§ Instruction
Restate the entries below word for word, omitting nothing.

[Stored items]
· · · · · · ·

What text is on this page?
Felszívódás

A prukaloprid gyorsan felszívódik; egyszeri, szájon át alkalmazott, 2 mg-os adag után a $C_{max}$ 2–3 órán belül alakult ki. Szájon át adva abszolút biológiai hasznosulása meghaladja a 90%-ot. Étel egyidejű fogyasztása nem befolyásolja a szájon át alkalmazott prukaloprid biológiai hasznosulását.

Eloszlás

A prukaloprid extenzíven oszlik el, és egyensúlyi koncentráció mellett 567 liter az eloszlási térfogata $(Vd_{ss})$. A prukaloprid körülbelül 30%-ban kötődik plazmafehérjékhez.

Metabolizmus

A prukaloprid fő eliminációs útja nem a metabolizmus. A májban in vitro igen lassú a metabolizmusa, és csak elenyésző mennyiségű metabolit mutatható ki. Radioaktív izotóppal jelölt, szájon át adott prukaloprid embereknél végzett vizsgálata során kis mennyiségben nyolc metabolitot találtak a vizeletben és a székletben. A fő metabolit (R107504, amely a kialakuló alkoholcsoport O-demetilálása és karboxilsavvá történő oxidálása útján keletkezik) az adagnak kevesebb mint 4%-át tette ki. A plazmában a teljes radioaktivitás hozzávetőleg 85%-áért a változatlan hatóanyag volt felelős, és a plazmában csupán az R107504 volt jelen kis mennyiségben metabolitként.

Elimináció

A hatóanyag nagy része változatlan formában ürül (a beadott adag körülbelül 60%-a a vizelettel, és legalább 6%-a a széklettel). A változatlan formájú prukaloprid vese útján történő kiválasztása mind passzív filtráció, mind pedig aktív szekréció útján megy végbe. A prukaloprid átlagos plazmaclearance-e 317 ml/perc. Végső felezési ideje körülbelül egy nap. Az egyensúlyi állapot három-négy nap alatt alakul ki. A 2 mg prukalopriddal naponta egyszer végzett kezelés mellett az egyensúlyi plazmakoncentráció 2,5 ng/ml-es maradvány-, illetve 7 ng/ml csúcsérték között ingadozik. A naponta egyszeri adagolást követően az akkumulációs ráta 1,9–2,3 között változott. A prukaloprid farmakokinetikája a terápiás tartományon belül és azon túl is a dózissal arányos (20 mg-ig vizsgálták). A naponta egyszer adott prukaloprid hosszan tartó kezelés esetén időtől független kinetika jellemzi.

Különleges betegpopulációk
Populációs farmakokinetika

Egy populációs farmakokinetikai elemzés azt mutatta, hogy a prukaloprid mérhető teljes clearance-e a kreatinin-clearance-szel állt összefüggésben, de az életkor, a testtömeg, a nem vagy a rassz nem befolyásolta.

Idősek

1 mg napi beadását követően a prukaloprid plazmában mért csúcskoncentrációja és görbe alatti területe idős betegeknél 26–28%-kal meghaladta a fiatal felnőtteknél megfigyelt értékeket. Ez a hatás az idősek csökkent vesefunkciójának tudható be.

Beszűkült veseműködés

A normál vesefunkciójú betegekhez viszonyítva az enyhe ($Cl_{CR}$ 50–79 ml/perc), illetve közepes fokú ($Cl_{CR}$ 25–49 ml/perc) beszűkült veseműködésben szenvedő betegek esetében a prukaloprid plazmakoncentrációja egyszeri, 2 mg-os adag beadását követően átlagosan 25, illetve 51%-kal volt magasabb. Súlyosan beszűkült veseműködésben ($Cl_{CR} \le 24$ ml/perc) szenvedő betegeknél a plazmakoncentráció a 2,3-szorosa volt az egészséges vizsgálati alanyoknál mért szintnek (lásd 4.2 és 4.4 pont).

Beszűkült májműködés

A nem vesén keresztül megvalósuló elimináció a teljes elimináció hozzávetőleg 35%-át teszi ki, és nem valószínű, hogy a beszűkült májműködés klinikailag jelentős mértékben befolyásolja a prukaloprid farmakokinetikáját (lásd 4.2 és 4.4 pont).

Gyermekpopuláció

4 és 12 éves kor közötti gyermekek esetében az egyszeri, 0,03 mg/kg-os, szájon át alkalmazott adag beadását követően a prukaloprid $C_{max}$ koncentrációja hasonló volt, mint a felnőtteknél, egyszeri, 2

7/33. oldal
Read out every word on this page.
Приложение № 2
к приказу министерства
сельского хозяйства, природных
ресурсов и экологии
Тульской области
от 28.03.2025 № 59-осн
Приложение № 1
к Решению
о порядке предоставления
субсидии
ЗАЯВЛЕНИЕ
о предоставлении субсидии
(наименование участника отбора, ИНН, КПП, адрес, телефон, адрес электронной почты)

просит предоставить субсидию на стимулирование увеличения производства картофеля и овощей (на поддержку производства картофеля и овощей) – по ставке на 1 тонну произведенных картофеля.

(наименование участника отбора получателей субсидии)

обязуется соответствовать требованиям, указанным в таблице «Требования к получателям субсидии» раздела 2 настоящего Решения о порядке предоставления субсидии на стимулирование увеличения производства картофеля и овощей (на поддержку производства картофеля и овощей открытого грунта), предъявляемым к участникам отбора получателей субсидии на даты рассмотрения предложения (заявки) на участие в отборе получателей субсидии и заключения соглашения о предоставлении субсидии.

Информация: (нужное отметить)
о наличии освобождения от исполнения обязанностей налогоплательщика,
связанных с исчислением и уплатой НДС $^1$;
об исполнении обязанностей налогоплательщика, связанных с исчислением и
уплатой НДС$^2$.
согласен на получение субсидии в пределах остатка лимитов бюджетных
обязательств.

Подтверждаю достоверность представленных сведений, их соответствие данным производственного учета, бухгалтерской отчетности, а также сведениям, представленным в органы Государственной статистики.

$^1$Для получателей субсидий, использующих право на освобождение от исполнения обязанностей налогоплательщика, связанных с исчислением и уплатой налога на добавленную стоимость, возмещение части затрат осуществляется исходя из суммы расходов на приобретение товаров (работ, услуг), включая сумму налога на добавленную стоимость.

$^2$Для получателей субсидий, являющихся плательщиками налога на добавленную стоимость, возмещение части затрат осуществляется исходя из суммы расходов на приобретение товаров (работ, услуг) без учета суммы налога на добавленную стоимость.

· · · · · · ·

§ Response for this exercise
What text is on this page?
Felszívódás

A prukaloprid gyorsan felszívódik; egyszeri, szájon át alkalmazott, 2 mg-os adag után a $C_{max}$ 2–3 órán belül alakult ki. Szájon át adva abszolút biológiai hasznosulása meghaladja a 90%-ot. Étel egyidejű fogyasztása nem befolyásolja a szájon át alkalmazott prukaloprid biológiai hasznosulását.

Eloszlás

A prukaloprid extenzíven oszlik el, és egyensúlyi koncentráció mellett 567 liter az eloszlási térfogata $(Vd_{ss})$. A prukaloprid körülbelül 30%-ban kötődik plazmafehérjékhez.

Metabolizmus

A prukaloprid fő eliminációs útja nem a metabolizmus. A májban in vitro igen lassú a metabolizmusa, és csak elenyésző mennyiségű metabolit mutatható ki. Radioaktív izotóppal jelölt, szájon át adott prukaloprid embereknél végzett vizsgálata során kis mennyiségben nyolc metabolitot találtak a vizeletben és a székletben. A fő metabolit (R107504, amely a kialakuló alkoholcsoport O-demetilálása és karboxilsavvá történő oxidálása útján keletkezik) az adagnak kevesebb mint 4%-át tette ki. A plazmában a teljes radioaktivitás hozzávetőleg 85%-áért a változatlan hatóanyag volt felelős, és a plazmában csupán az R107504 volt jelen kis mennyiségben metabolitként.

Elimináció

A hatóanyag nagy része változatlan formában ürül (a beadott adag körülbelül 60%-a a vizelettel, és legalább 6%-a a széklettel). A változatlan formájú prukaloprid vese útján történő kiválasztása mind passzív filtráció, mind pedig aktív szekréció útján megy végbe. A prukaloprid átlagos plazmaclearance-e 317 ml/perc. Végső felezési ideje körülbelül egy nap. Az egyensúlyi állapot három-négy nap alatt alakul ki. A 2 mg prukalopriddal naponta egyszer végzett kezelés mellett az egyensúlyi plazmakoncentráció 2,5 ng/ml-es maradvány-, illetve 7 ng/ml csúcsérték között ingadozik. A naponta egyszeri adagolást követően az akkumulációs ráta 1,9–2,3 között változott. A prukaloprid farmakokinetikája a terápiás tartományon belül és azon túl is a dózissal arányos (20 mg-ig vizsgálták). A naponta egyszer adott prukaloprid hosszan tartó kezelés esetén időtől független kinetika jellemzi.

Különleges betegpopulációk
Populációs farmakokinetika

Egy populációs farmakokinetikai elemzés azt mutatta, hogy a prukaloprid mérhető teljes clearance-e a kreatinin-clearance-szel állt összefüggésben, de az életkor, a testtömeg, a nem vagy a rassz nem befolyásolta.

Idősek

1 mg napi beadását követően a prukaloprid plazmában mért csúcskoncentrációja és görbe alatti területe idős betegeknél 26–28%-kal meghaladta a fiatal felnőtteknél megfigyelt értékeket. Ez a hatás az idősek csökkent vesefunkciójának tudható be.

Beszűkült veseműködés

A normál vesefunkciójú betegekhez viszonyítva az enyhe ($Cl_{CR}$ 50–79 ml/perc), illetve közepes fokú ($Cl_{CR}$ 25–49 ml/perc) beszűkült veseműködésben szenvedő betegek esetében a prukaloprid plazmakoncentrációja egyszeri, 2 mg-os adag beadását követően átlagosan 25, illetve 51%-kal volt magasabb. Súlyosan beszűkült veseműködésben ($Cl_{CR} \le 24$ ml/perc) szenvedő betegeknél a plazmakoncentráció a 2,3-szorosa volt az egészséges vizsgálati alanyoknál mért szintnek (lásd 4.2 és 4.4 pont).

Beszűkült májműködés

A nem vesén keresztül megvalósuló elimináció a teljes elimináció hozzávetőleg 35%-át teszi ki, és nem valószínű, hogy a beszűkült májműködés klinikailag jelentős mértékben befolyásolja a prukaloprid farmakokinetikáját (lásd 4.2 és 4.4 pont).

Gyermekpopuláció

4 és 12 éves kor közötti gyermekek esetében az egyszeri, 0,03 mg/kg-os, szájon át alkalmazott adag beadását követően a prukaloprid $C_{max}$ koncentrációja hasonló volt, mint a felnőtteknél, egyszeri, 2

7/33. oldal
Read out every word on this page.
Приложение № 2
к приказу министерства
сельского хозяйства, природных
ресурсов и экологии
Тульской области
от 28.03.2025 № 59-осн
Приложение № 1
к Решению
о порядке предоставления
субсидии
ЗАЯВЛЕНИЕ
о предоставлении субсидии
(наименование участника отбора, ИНН, КПП, адрес, телефон, адрес электронной почты)

просит предоставить субсидию на стимулирование увеличения производства картофеля и овощей (на поддержку производства картофеля и овощей) – по ставке на 1 тонну произведенных картофеля.

(наименование участника отбора получателей субсидии)

обязуется соответствовать требованиям, указанным в таблице «Требования к получателям субсидии» раздела 2 настоящего Решения о порядке предоставления субсидии на стимулирование увеличения производства картофеля и овощей (на поддержку производства картофеля и овощей открытого грунта), предъявляемым к участникам отбора получателей субсидии на даты рассмотрения предложения (заявки) на участие в отборе получателей субсидии и заключения соглашения о предоставлении субсидии.

Информация: (нужное отметить)
о наличии освобождения от исполнения обязанностей налогоплательщика,
связанных с исчислением и уплатой НДС $^1$;
об исполнении обязанностей налогоплательщика, связанных с исчислением и
уплатой НДС$^2$.
согласен на получение субсидии в пределах остатка лимитов бюджетных
обязательств.

Подтверждаю достоверность представленных сведений, их соответствие данным производственного учета, бухгалтерской отчетности, а также сведениям, представленным в органы Государственной статистики.

$^1$Для получателей субсидий, использующих право на освобождение от исполнения обязанностей налогоплательщика, связанных с исчислением и уплатой налога на добавленную стоимость, возмещение части затрат осуществляется исходя из суммы расходов на приобретение товаров (работ, услуг), включая сумму налога на добавленную стоимость.

$^2$Для получателей субсидий, являющихся плательщиками налога на добавленную стоимость, возмещение части затрат осуществляется исходя из суммы расходов на приобретение товаров (работ, услуг) без учета суммы налога на добавленную стоимость.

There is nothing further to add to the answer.